> SET TASK
Transcribe each entry below exactly. Pictures do not go in the copy.

> EXTRACTED MATERIAL
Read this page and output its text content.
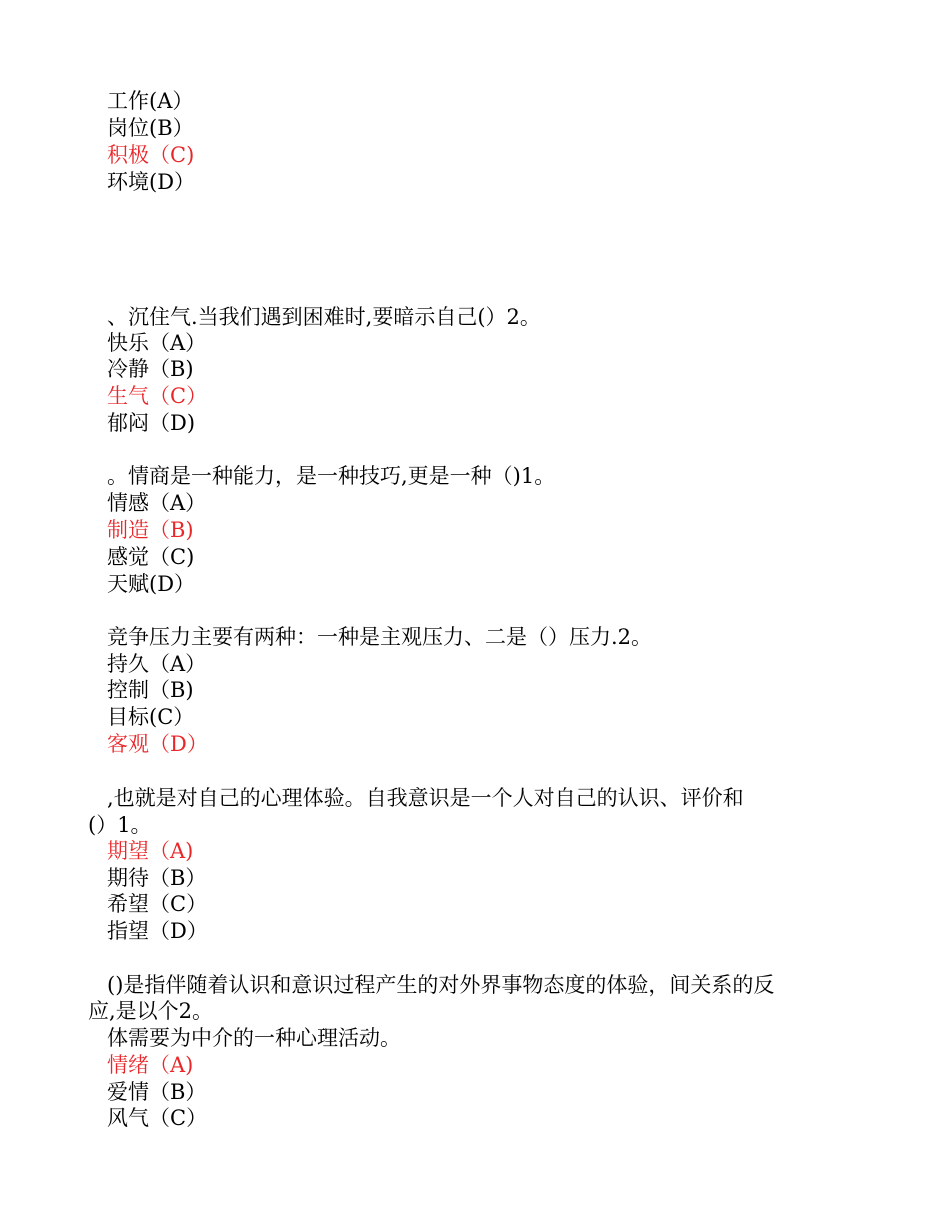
工作(A）
岗位(B）
积极（C)
环境(D）
、沉住气.当我们遇到困难时,要暗示自己(）2。
快乐（A）
冷静（B)
生气（C）
郁闷（D)
。情商是一种能力，是一种技巧,更是一种（)1。
情感（A）
制造（B)
感觉（C)
天赋(D）
竞争压力主要有两种：一种是主观压力、二是（）压力.2。
持久（A）
控制（B)
目标(C）
客观（D）
,也就是对自己的心理体验。自我意识是一个人对自己的认识、评价和
(）1。
期望（A)
期待（B）
希望（C）
指望（D）
()是指伴随着认识和意识过程产生的对外界事物态度的体验，间关系的反
应,是以个2。
体需要为中介的一种心理活动。
情绪（A)
爱情（B）
风气（C）
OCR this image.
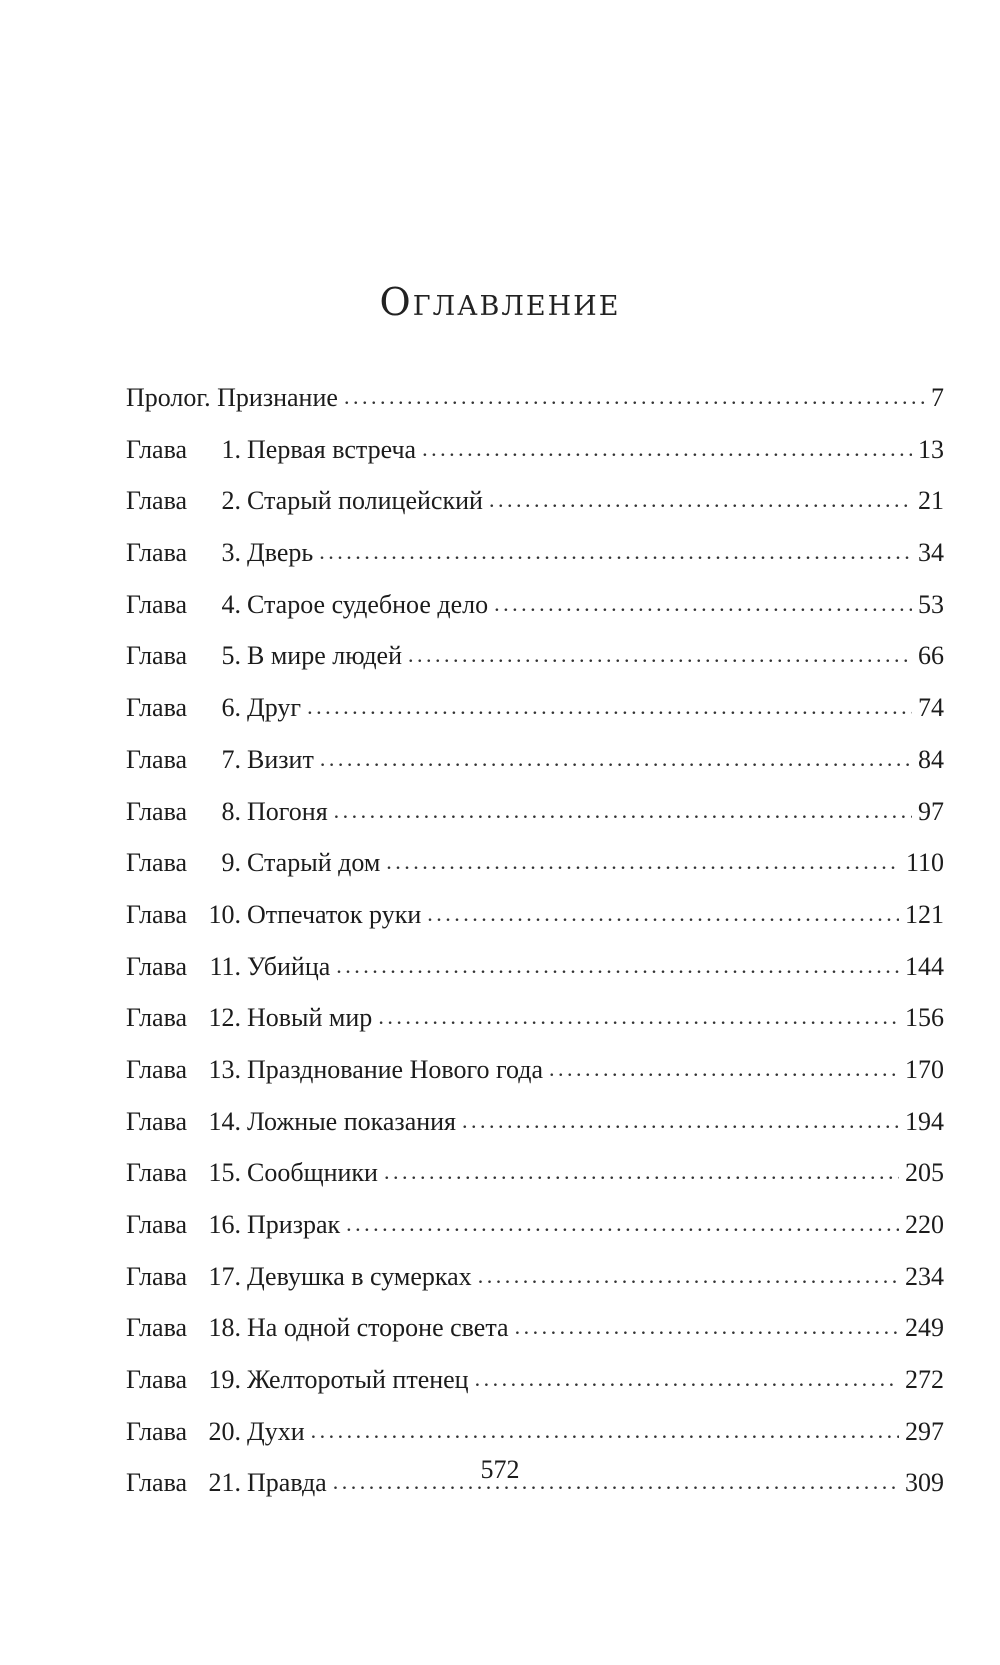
Оглавление
Пролог. Признание . . .	7
Глава	1. Первая встреча . . .	13
Глава	2. Старый полицейский . . .	21
Глава	3. Дверь . . .	34
Глава	4. Старое судебное дело . . .	53
Глава	5. В мире людей . . .	66
Глава	6. Друг . . .	74
Глава	7. Визит . . .	84
Глава	8. Погоня . . .	97
Глава	9. Старый дом . . .	110
Глава 10. Отпечаток руки . . .	121
Глава 11. Убийца . . .	144
Глава 12. Новый мир . . .	156
Глава 13. Празднование Нового года . . .	170
Глава 14. Ложные показания . . .	194
Глава 15. Сообщники . . .	205
Глава 16. Призрак . . .	220
Глава 17. Девушка в сумерках . . .	234
Глава 18. На одной стороне света . . .	249
Глава 19. Желторотый птенец . . .	272
Глава 20. Духи . . .	297
Глава 21. Правда . . .	309
572
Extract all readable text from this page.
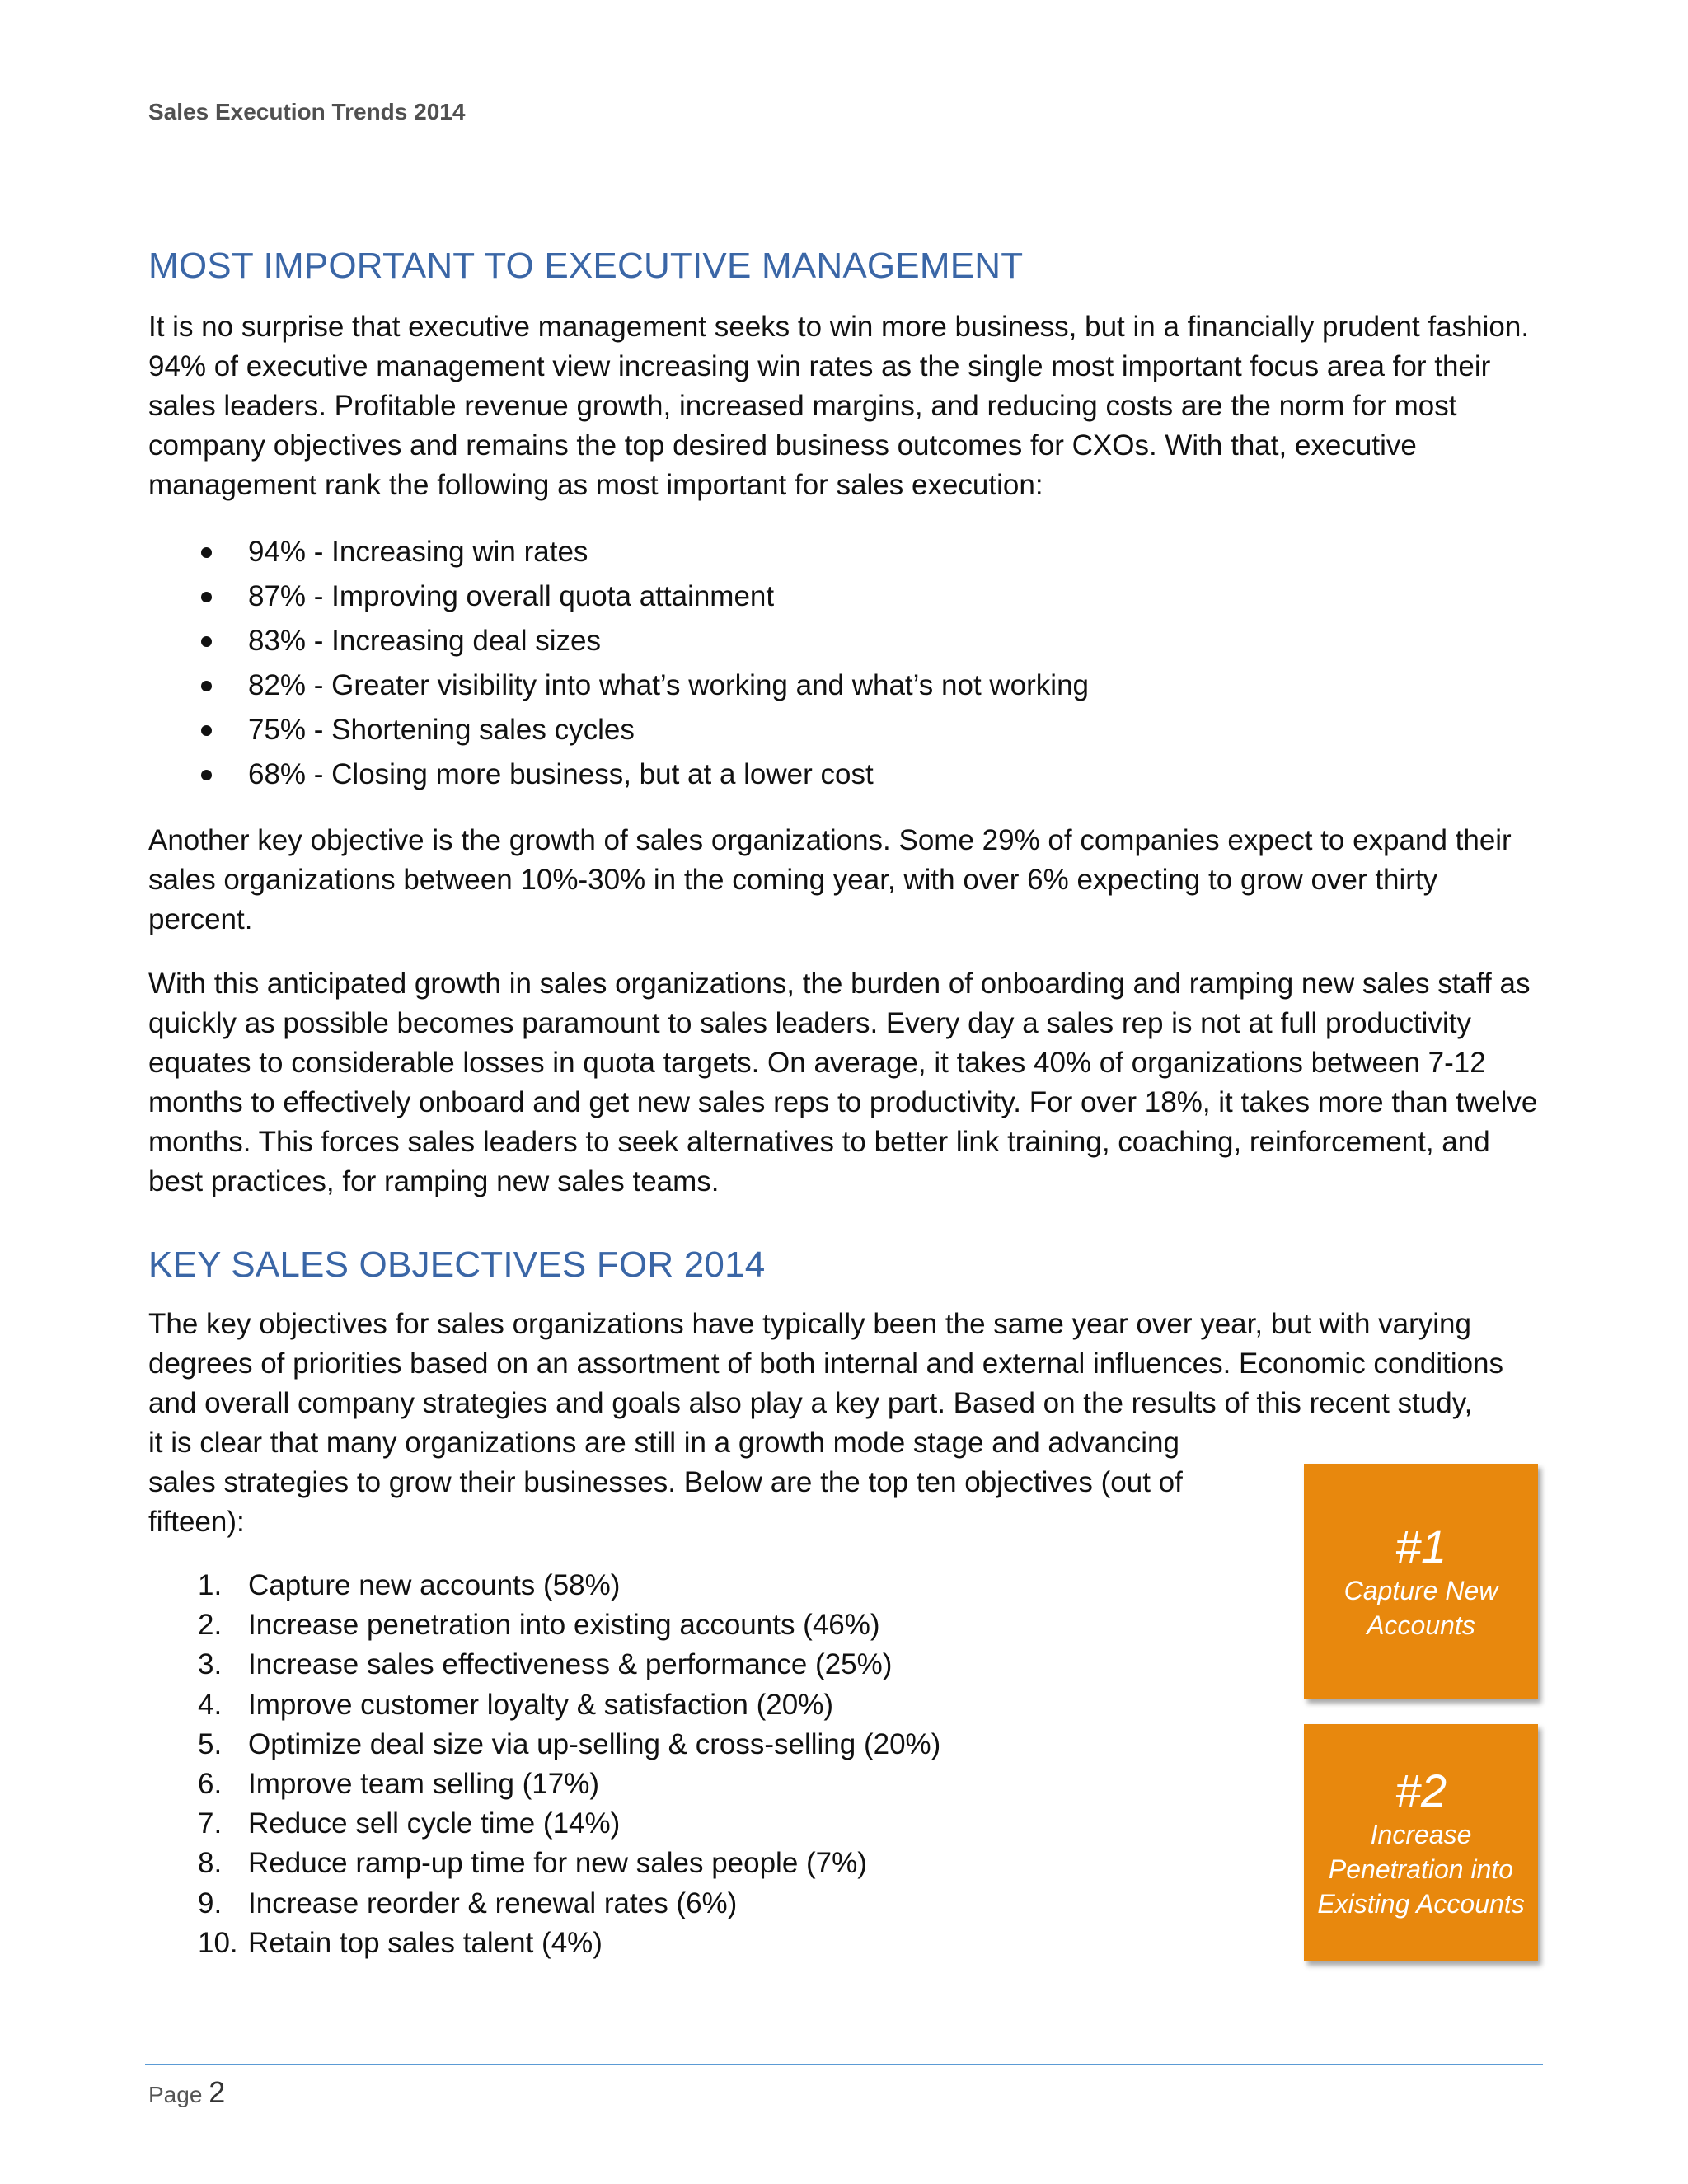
Sales Execution Trends 2014
MOST IMPORTANT TO EXECUTIVE MANAGEMENT

It is no surprise that executive management seeks to win more business, but in a financially prudent fashion. 94% of executive management view increasing win rates as the single most important focus area for their sales leaders. Profitable revenue growth, increased margins, and reducing costs are the norm for most company objectives and remains the top desired business outcomes for CXOs. With that, executive management rank the following as most important for sales execution:

94% - Increasing win rates
87% - Improving overall quota attainment
83% - Increasing deal sizes
82% - Greater visibility into what’s working and what’s not working
75% - Shortening sales cycles
68% - Closing more business, but at a lower cost

Another key objective is the growth of sales organizations. Some 29% of companies expect to expand their sales organizations between 10%-30% in the coming year, with over 6% expecting to grow over thirty percent.

With this anticipated growth in sales organizations, the burden of onboarding and ramping new sales staff as quickly as possible becomes paramount to sales leaders. Every day a sales rep is not at full productivity equates to considerable losses in quota targets. On average, it takes 40% of organizations between 7-12 months to effectively onboard and get new sales reps to productivity. For over 18%, it takes more than twelve months. This forces sales leaders to seek alternatives to better link training, coaching, reinforcement, and best practices, for ramping new sales teams.

KEY SALES OBJECTIVES FOR 2014

The key objectives for sales organizations have typically been the same year over year, but with varying degrees of priorities based on an assortment of both internal and external influences. Economic conditions and overall company strategies and goals also play a key part. Based on the results of this recent study,

it is clear that many organizations are still in a growth mode stage and advancing sales strategies to grow their businesses. Below are the top ten objectives (out of fifteen):

1. Capture new accounts (58%)
2. Increase penetration into existing accounts (46%)
3. Increase sales effectiveness & performance (25%)
4. Improve customer loyalty & satisfaction (20%)
5. Optimize deal size via up-selling & cross-selling (20%)
6. Improve team selling (17%)
7. Reduce sell cycle time (14%)
8. Reduce ramp-up time for new sales people (7%)
9. Increase reorder & renewal rates (6%)
10. Retain top sales talent (4%)
#1
Capture New Accounts
#2
Increase Penetration into Existing Accounts
Page 2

> SOLUTION TO THE PROBLEM
Read this page and output its text content.
工作(A）
岗位(B）
积极（C)
环境(D）
、沉住气.当我们遇到困难时,要暗示自己(）2。
快乐（A）
冷静（B)
生气（C）
郁闷（D)
。情商是一种能力，是一种技巧,更是一种（)1。
情感（A）
制造（B)
感觉（C)
天赋(D）
竞争压力主要有两种：一种是主观压力、二是（）压力.2。
持久（A）
控制（B)
目标(C）
客观（D）
,也就是对自己的心理体验。自我意识是一个人对自己的认识、评价和
(）1。
期望（A)
期待（B）
希望（C）
指望（D）
()是指伴随着认识和意识过程产生的对外界事物态度的体验，间关系的反
应,是以个2。
体需要为中介的一种心理活动。
情绪（A)
爱情（B）
风气（C）
OCR this image.
Оглавление
Пролог. Признание . . .	7
Глава	1. Первая встреча . . .	13
Глава	2. Старый полицейский . . .	21
Глава	3. Дверь . . .	34
Глава	4. Старое судебное дело . . .	53
Глава	5. В мире людей . . .	66
Глава	6. Друг . . .	74
Глава	7. Визит . . .	84
Глава	8. Погоня . . .	97
Глава	9. Старый дом . . .	110
Глава 10. Отпечаток руки . . .	121
Глава 11. Убийца . . .	144
Глава 12. Новый мир . . .	156
Глава 13. Празднование Нового года . . .	170
Глава 14. Ложные показания . . .	194
Глава 15. Сообщники . . .	205
Глава 16. Призрак . . .	220
Глава 17. Девушка в сумерках . . .	234
Глава 18. На одной стороне света . . .	249
Глава 19. Желторотый птенец . . .	272
Глава 20. Духи . . .	297
Глава 21. Правда . . .	309
572
Extract all readable text from this page.
Sales Execution Trends 2014
MOST IMPORTANT TO EXECUTIVE MANAGEMENT

It is no surprise that executive management seeks to win more business, but in a financially prudent fashion. 94% of executive management view increasing win rates as the single most important focus area for their sales leaders. Profitable revenue growth, increased margins, and reducing costs are the norm for most company objectives and remains the top desired business outcomes for CXOs. With that, executive management rank the following as most important for sales execution:

94% - Increasing win rates
87% - Improving overall quota attainment
83% - Increasing deal sizes
82% - Greater visibility into what’s working and what’s not working
75% - Shortening sales cycles
68% - Closing more business, but at a lower cost

Another key objective is the growth of sales organizations. Some 29% of companies expect to expand their sales organizations between 10%-30% in the coming year, with over 6% expecting to grow over thirty percent.

With this anticipated growth in sales organizations, the burden of onboarding and ramping new sales staff as quickly as possible becomes paramount to sales leaders. Every day a sales rep is not at full productivity equates to considerable losses in quota targets. On average, it takes 40% of organizations between 7-12 months to effectively onboard and get new sales reps to productivity. For over 18%, it takes more than twelve months. This forces sales leaders to seek alternatives to better link training, coaching, reinforcement, and best practices, for ramping new sales teams.

KEY SALES OBJECTIVES FOR 2014

The key objectives for sales organizations have typically been the same year over year, but with varying degrees of priorities based on an assortment of both internal and external influences. Economic conditions and overall company strategies and goals also play a key part. Based on the results of this recent study,

it is clear that many organizations are still in a growth mode stage and advancing sales strategies to grow their businesses. Below are the top ten objectives (out of fifteen):

1. Capture new accounts (58%)
2. Increase penetration into existing accounts (46%)
3. Increase sales effectiveness & performance (25%)
4. Improve customer loyalty & satisfaction (20%)
5. Optimize deal size via up-selling & cross-selling (20%)
6. Improve team selling (17%)
7. Reduce sell cycle time (14%)
8. Reduce ramp-up time for new sales people (7%)
9. Increase reorder & renewal rates (6%)
10. Retain top sales talent (4%)
#1
Capture New Accounts
#2
Increase Penetration into Existing Accounts
Page 2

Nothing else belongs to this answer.